Extract all of the data and reproduce it precisely.

— Start of SOURCE MATERIAL —

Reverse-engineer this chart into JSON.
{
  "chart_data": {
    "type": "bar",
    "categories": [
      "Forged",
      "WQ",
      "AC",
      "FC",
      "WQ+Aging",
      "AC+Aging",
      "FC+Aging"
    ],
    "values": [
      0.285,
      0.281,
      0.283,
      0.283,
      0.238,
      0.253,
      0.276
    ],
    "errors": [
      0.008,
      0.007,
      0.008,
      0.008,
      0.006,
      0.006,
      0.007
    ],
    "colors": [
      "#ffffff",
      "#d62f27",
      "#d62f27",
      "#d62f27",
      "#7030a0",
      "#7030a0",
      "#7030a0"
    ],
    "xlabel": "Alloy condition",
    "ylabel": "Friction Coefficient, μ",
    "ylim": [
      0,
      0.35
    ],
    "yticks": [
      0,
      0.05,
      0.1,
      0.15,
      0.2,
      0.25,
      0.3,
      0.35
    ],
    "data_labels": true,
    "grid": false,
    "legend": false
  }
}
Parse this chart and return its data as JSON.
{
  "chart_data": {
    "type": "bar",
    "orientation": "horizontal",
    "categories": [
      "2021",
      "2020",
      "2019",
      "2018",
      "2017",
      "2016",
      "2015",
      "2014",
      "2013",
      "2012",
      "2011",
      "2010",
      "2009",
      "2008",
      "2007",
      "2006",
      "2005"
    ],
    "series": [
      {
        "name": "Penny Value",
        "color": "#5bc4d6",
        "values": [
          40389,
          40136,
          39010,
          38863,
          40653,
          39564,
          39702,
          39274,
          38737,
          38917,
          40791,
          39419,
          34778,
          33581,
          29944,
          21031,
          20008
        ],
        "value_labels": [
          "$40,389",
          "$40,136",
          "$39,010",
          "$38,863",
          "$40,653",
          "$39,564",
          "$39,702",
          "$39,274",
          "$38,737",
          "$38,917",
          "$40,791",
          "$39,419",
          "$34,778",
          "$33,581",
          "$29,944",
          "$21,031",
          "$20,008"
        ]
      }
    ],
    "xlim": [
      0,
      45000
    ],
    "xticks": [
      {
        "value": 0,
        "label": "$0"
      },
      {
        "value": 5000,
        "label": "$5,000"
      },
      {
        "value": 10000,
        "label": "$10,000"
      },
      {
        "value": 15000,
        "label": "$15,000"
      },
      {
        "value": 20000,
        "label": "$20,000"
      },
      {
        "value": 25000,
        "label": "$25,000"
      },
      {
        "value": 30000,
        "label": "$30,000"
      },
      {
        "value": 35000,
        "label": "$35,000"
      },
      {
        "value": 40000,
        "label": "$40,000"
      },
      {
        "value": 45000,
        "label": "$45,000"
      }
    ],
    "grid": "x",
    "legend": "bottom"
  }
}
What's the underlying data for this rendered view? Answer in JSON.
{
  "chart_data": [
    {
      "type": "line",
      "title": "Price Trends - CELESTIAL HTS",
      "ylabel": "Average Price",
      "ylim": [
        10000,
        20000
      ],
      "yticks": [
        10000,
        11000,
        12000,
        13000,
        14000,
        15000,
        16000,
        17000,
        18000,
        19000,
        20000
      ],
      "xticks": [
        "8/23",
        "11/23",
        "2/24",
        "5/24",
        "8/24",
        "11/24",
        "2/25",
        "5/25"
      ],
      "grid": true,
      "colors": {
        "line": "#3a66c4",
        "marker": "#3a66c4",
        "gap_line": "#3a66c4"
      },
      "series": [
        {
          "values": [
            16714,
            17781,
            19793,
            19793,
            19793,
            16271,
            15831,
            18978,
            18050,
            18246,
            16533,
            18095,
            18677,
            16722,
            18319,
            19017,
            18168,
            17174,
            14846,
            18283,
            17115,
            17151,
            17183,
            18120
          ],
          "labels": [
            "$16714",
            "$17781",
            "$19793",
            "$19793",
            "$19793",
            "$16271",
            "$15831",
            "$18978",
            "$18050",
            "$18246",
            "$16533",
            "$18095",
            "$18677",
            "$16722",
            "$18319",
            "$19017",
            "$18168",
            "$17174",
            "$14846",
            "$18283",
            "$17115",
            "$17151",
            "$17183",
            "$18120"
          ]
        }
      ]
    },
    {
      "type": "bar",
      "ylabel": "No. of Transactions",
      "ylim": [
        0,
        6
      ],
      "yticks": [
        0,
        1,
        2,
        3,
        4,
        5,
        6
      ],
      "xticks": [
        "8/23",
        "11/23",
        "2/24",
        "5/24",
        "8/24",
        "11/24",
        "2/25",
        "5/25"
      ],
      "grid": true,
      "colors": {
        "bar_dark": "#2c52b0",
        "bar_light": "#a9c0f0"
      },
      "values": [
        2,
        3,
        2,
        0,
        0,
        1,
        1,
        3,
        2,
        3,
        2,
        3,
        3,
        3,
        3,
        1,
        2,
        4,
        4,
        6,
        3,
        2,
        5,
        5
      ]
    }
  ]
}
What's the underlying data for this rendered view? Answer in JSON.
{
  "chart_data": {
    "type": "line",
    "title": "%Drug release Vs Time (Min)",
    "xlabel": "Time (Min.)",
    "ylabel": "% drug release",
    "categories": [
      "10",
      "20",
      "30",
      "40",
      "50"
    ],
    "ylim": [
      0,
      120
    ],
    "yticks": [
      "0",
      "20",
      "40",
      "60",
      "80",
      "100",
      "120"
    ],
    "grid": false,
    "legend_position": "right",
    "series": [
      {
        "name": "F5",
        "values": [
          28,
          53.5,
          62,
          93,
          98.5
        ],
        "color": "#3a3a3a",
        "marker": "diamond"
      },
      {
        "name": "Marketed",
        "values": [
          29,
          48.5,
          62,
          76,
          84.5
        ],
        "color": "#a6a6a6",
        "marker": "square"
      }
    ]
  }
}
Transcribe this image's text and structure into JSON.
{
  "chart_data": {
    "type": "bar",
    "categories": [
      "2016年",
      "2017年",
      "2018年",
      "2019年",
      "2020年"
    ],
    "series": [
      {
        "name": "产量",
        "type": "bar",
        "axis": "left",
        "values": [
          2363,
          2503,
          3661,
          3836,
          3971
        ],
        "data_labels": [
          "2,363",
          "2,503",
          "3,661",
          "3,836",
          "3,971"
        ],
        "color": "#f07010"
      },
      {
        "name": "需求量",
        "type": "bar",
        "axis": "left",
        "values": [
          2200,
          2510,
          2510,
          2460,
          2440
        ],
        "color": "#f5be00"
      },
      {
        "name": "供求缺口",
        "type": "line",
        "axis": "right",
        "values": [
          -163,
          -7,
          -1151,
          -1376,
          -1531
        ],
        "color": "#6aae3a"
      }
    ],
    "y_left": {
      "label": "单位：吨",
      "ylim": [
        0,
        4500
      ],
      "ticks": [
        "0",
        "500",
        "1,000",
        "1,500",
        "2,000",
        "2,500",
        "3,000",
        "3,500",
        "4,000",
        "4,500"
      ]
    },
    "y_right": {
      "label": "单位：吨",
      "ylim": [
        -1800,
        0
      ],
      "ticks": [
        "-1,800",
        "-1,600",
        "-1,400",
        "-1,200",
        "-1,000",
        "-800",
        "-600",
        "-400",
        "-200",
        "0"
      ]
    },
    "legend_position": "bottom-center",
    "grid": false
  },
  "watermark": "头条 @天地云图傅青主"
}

— End of SOURCE MATERIAL —

FULL SOLUTION:
Reverse-engineer this chart into JSON.
{
  "chart_data": {
    "type": "bar",
    "categories": [
      "Forged",
      "WQ",
      "AC",
      "FC",
      "WQ+Aging",
      "AC+Aging",
      "FC+Aging"
    ],
    "values": [
      0.285,
      0.281,
      0.283,
      0.283,
      0.238,
      0.253,
      0.276
    ],
    "errors": [
      0.008,
      0.007,
      0.008,
      0.008,
      0.006,
      0.006,
      0.007
    ],
    "colors": [
      "#ffffff",
      "#d62f27",
      "#d62f27",
      "#d62f27",
      "#7030a0",
      "#7030a0",
      "#7030a0"
    ],
    "xlabel": "Alloy condition",
    "ylabel": "Friction Coefficient, μ",
    "ylim": [
      0,
      0.35
    ],
    "yticks": [
      0,
      0.05,
      0.1,
      0.15,
      0.2,
      0.25,
      0.3,
      0.35
    ],
    "data_labels": true,
    "grid": false,
    "legend": false
  }
}
Parse this chart and return its data as JSON.
{
  "chart_data": {
    "type": "bar",
    "orientation": "horizontal",
    "categories": [
      "2021",
      "2020",
      "2019",
      "2018",
      "2017",
      "2016",
      "2015",
      "2014",
      "2013",
      "2012",
      "2011",
      "2010",
      "2009",
      "2008",
      "2007",
      "2006",
      "2005"
    ],
    "series": [
      {
        "name": "Penny Value",
        "color": "#5bc4d6",
        "values": [
          40389,
          40136,
          39010,
          38863,
          40653,
          39564,
          39702,
          39274,
          38737,
          38917,
          40791,
          39419,
          34778,
          33581,
          29944,
          21031,
          20008
        ],
        "value_labels": [
          "$40,389",
          "$40,136",
          "$39,010",
          "$38,863",
          "$40,653",
          "$39,564",
          "$39,702",
          "$39,274",
          "$38,737",
          "$38,917",
          "$40,791",
          "$39,419",
          "$34,778",
          "$33,581",
          "$29,944",
          "$21,031",
          "$20,008"
        ]
      }
    ],
    "xlim": [
      0,
      45000
    ],
    "xticks": [
      {
        "value": 0,
        "label": "$0"
      },
      {
        "value": 5000,
        "label": "$5,000"
      },
      {
        "value": 10000,
        "label": "$10,000"
      },
      {
        "value": 15000,
        "label": "$15,000"
      },
      {
        "value": 20000,
        "label": "$20,000"
      },
      {
        "value": 25000,
        "label": "$25,000"
      },
      {
        "value": 30000,
        "label": "$30,000"
      },
      {
        "value": 35000,
        "label": "$35,000"
      },
      {
        "value": 40000,
        "label": "$40,000"
      },
      {
        "value": 45000,
        "label": "$45,000"
      }
    ],
    "grid": "x",
    "legend": "bottom"
  }
}
What's the underlying data for this rendered view? Answer in JSON.
{
  "chart_data": [
    {
      "type": "line",
      "title": "Price Trends - CELESTIAL HTS",
      "ylabel": "Average Price",
      "ylim": [
        10000,
        20000
      ],
      "yticks": [
        10000,
        11000,
        12000,
        13000,
        14000,
        15000,
        16000,
        17000,
        18000,
        19000,
        20000
      ],
      "xticks": [
        "8/23",
        "11/23",
        "2/24",
        "5/24",
        "8/24",
        "11/24",
        "2/25",
        "5/25"
      ],
      "grid": true,
      "colors": {
        "line": "#3a66c4",
        "marker": "#3a66c4",
        "gap_line": "#3a66c4"
      },
      "series": [
        {
          "values": [
            16714,
            17781,
            19793,
            19793,
            19793,
            16271,
            15831,
            18978,
            18050,
            18246,
            16533,
            18095,
            18677,
            16722,
            18319,
            19017,
            18168,
            17174,
            14846,
            18283,
            17115,
            17151,
            17183,
            18120
          ],
          "labels": [
            "$16714",
            "$17781",
            "$19793",
            "$19793",
            "$19793",
            "$16271",
            "$15831",
            "$18978",
            "$18050",
            "$18246",
            "$16533",
            "$18095",
            "$18677",
            "$16722",
            "$18319",
            "$19017",
            "$18168",
            "$17174",
            "$14846",
            "$18283",
            "$17115",
            "$17151",
            "$17183",
            "$18120"
          ]
        }
      ]
    },
    {
      "type": "bar",
      "ylabel": "No. of Transactions",
      "ylim": [
        0,
        6
      ],
      "yticks": [
        0,
        1,
        2,
        3,
        4,
        5,
        6
      ],
      "xticks": [
        "8/23",
        "11/23",
        "2/24",
        "5/24",
        "8/24",
        "11/24",
        "2/25",
        "5/25"
      ],
      "grid": true,
      "colors": {
        "bar_dark": "#2c52b0",
        "bar_light": "#a9c0f0"
      },
      "values": [
        2,
        3,
        2,
        0,
        0,
        1,
        1,
        3,
        2,
        3,
        2,
        3,
        3,
        3,
        3,
        1,
        2,
        4,
        4,
        6,
        3,
        2,
        5,
        5
      ]
    }
  ]
}
What's the underlying data for this rendered view? Answer in JSON.
{
  "chart_data": {
    "type": "line",
    "title": "%Drug release Vs Time (Min)",
    "xlabel": "Time (Min.)",
    "ylabel": "% drug release",
    "categories": [
      "10",
      "20",
      "30",
      "40",
      "50"
    ],
    "ylim": [
      0,
      120
    ],
    "yticks": [
      "0",
      "20",
      "40",
      "60",
      "80",
      "100",
      "120"
    ],
    "grid": false,
    "legend_position": "right",
    "series": [
      {
        "name": "F5",
        "values": [
          28,
          53.5,
          62,
          93,
          98.5
        ],
        "color": "#3a3a3a",
        "marker": "diamond"
      },
      {
        "name": "Marketed",
        "values": [
          29,
          48.5,
          62,
          76,
          84.5
        ],
        "color": "#a6a6a6",
        "marker": "square"
      }
    ]
  }
}
Transcribe this image's text and structure into JSON.
{
  "chart_data": {
    "type": "bar",
    "categories": [
      "2016年",
      "2017年",
      "2018年",
      "2019年",
      "2020年"
    ],
    "series": [
      {
        "name": "产量",
        "type": "bar",
        "axis": "left",
        "values": [
          2363,
          2503,
          3661,
          3836,
          3971
        ],
        "data_labels": [
          "2,363",
          "2,503",
          "3,661",
          "3,836",
          "3,971"
        ],
        "color": "#f07010"
      },
      {
        "name": "需求量",
        "type": "bar",
        "axis": "left",
        "values": [
          2200,
          2510,
          2510,
          2460,
          2440
        ],
        "color": "#f5be00"
      },
      {
        "name": "供求缺口",
        "type": "line",
        "axis": "right",
        "values": [
          -163,
          -7,
          -1151,
          -1376,
          -1531
        ],
        "color": "#6aae3a"
      }
    ],
    "y_left": {
      "label": "单位：吨",
      "ylim": [
        0,
        4500
      ],
      "ticks": [
        "0",
        "500",
        "1,000",
        "1,500",
        "2,000",
        "2,500",
        "3,000",
        "3,500",
        "4,000",
        "4,500"
      ]
    },
    "y_right": {
      "label": "单位：吨",
      "ylim": [
        -1800,
        0
      ],
      "ticks": [
        "-1,800",
        "-1,600",
        "-1,400",
        "-1,200",
        "-1,000",
        "-800",
        "-600",
        "-400",
        "-200",
        "0"
      ]
    },
    "legend_position": "bottom-center",
    "grid": false
  },
  "watermark": "头条 @天地云图傅青主"
}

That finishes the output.